» **Task instructions**
Print the entries that appear below, exactly as written and without their pictures.

» **The data**
________________
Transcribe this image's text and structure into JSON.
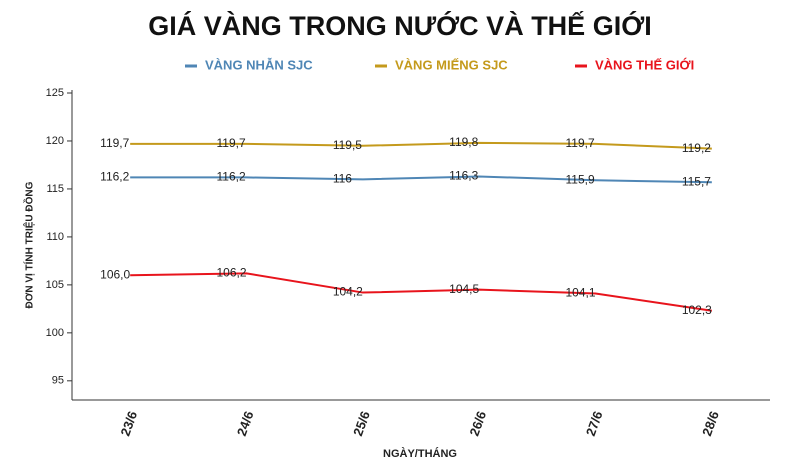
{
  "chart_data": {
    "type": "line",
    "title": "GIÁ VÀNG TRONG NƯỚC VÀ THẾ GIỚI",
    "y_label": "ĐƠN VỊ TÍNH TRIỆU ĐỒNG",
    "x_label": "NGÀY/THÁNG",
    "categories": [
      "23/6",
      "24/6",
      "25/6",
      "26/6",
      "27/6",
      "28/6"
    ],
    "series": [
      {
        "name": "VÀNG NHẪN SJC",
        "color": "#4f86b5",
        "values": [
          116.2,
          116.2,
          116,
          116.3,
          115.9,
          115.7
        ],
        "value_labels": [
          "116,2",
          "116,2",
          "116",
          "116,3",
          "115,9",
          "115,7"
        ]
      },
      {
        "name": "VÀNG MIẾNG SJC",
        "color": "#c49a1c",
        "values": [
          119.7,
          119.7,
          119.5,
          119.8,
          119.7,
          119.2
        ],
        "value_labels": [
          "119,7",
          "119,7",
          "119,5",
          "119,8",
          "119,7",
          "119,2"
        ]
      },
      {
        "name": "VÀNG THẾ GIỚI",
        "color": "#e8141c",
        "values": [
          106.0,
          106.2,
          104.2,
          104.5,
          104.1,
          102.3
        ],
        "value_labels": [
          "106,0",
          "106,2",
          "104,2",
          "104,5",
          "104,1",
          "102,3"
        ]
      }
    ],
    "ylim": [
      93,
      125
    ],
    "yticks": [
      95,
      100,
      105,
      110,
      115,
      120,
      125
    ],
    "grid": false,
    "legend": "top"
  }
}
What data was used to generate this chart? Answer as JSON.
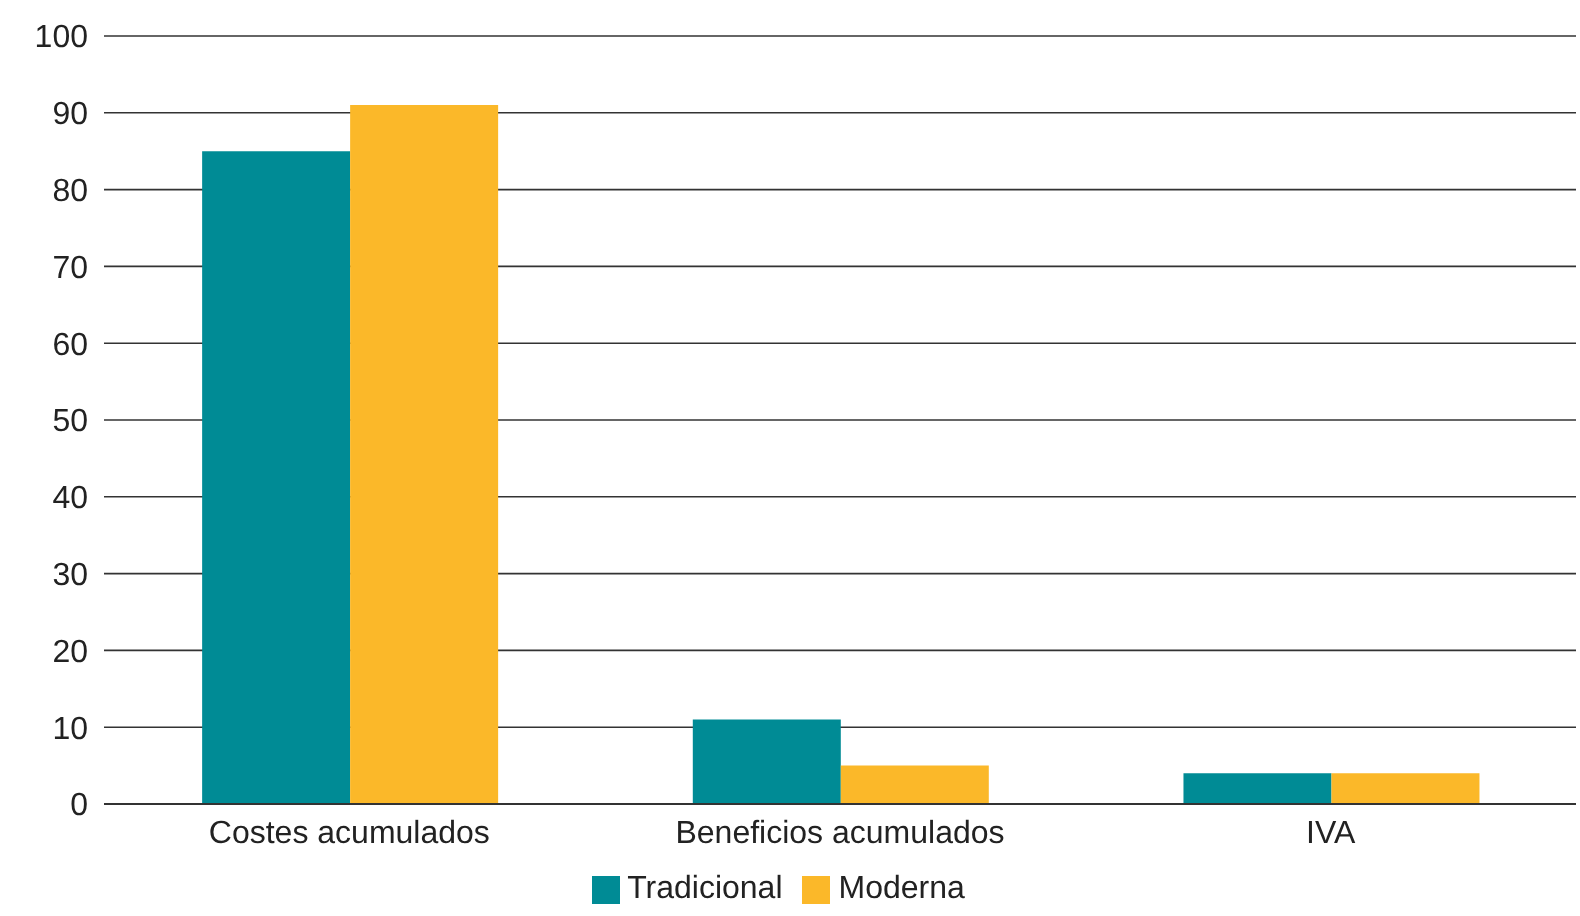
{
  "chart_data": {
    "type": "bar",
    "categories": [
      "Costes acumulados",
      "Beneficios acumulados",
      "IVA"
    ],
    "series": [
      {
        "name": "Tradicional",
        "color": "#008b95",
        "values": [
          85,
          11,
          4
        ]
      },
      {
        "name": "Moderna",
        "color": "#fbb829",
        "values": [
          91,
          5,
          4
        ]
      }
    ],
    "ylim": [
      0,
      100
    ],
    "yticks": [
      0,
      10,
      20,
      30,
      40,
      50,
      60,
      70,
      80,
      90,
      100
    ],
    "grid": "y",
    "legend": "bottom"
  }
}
________________
» **Solved problem**
Transcribe this image's text and structure into JSON.
{
  "chart_data": {
    "type": "line",
    "title": "GIÁ VÀNG TRONG NƯỚC VÀ THẾ GIỚI",
    "y_label": "ĐƠN VỊ TÍNH TRIỆU ĐỒNG",
    "x_label": "NGÀY/THÁNG",
    "categories": [
      "23/6",
      "24/6",
      "25/6",
      "26/6",
      "27/6",
      "28/6"
    ],
    "series": [
      {
        "name": "VÀNG NHẪN SJC",
        "color": "#4f86b5",
        "values": [
          116.2,
          116.2,
          116,
          116.3,
          115.9,
          115.7
        ],
        "value_labels": [
          "116,2",
          "116,2",
          "116",
          "116,3",
          "115,9",
          "115,7"
        ]
      },
      {
        "name": "VÀNG MIẾNG SJC",
        "color": "#c49a1c",
        "values": [
          119.7,
          119.7,
          119.5,
          119.8,
          119.7,
          119.2
        ],
        "value_labels": [
          "119,7",
          "119,7",
          "119,5",
          "119,8",
          "119,7",
          "119,2"
        ]
      },
      {
        "name": "VÀNG THẾ GIỚI",
        "color": "#e8141c",
        "values": [
          106.0,
          106.2,
          104.2,
          104.5,
          104.1,
          102.3
        ],
        "value_labels": [
          "106,0",
          "106,2",
          "104,2",
          "104,5",
          "104,1",
          "102,3"
        ]
      }
    ],
    "ylim": [
      93,
      125
    ],
    "yticks": [
      95,
      100,
      105,
      110,
      115,
      120,
      125
    ],
    "grid": false,
    "legend": "top"
  }
}
What data was used to generate this chart? Answer as JSON.
{
  "chart_data": {
    "type": "bar",
    "categories": [
      "Costes acumulados",
      "Beneficios acumulados",
      "IVA"
    ],
    "series": [
      {
        "name": "Tradicional",
        "color": "#008b95",
        "values": [
          85,
          11,
          4
        ]
      },
      {
        "name": "Moderna",
        "color": "#fbb829",
        "values": [
          91,
          5,
          4
        ]
      }
    ],
    "ylim": [
      0,
      100
    ],
    "yticks": [
      0,
      10,
      20,
      30,
      40,
      50,
      60,
      70,
      80,
      90,
      100
    ],
    "grid": "y",
    "legend": "bottom"
  }
}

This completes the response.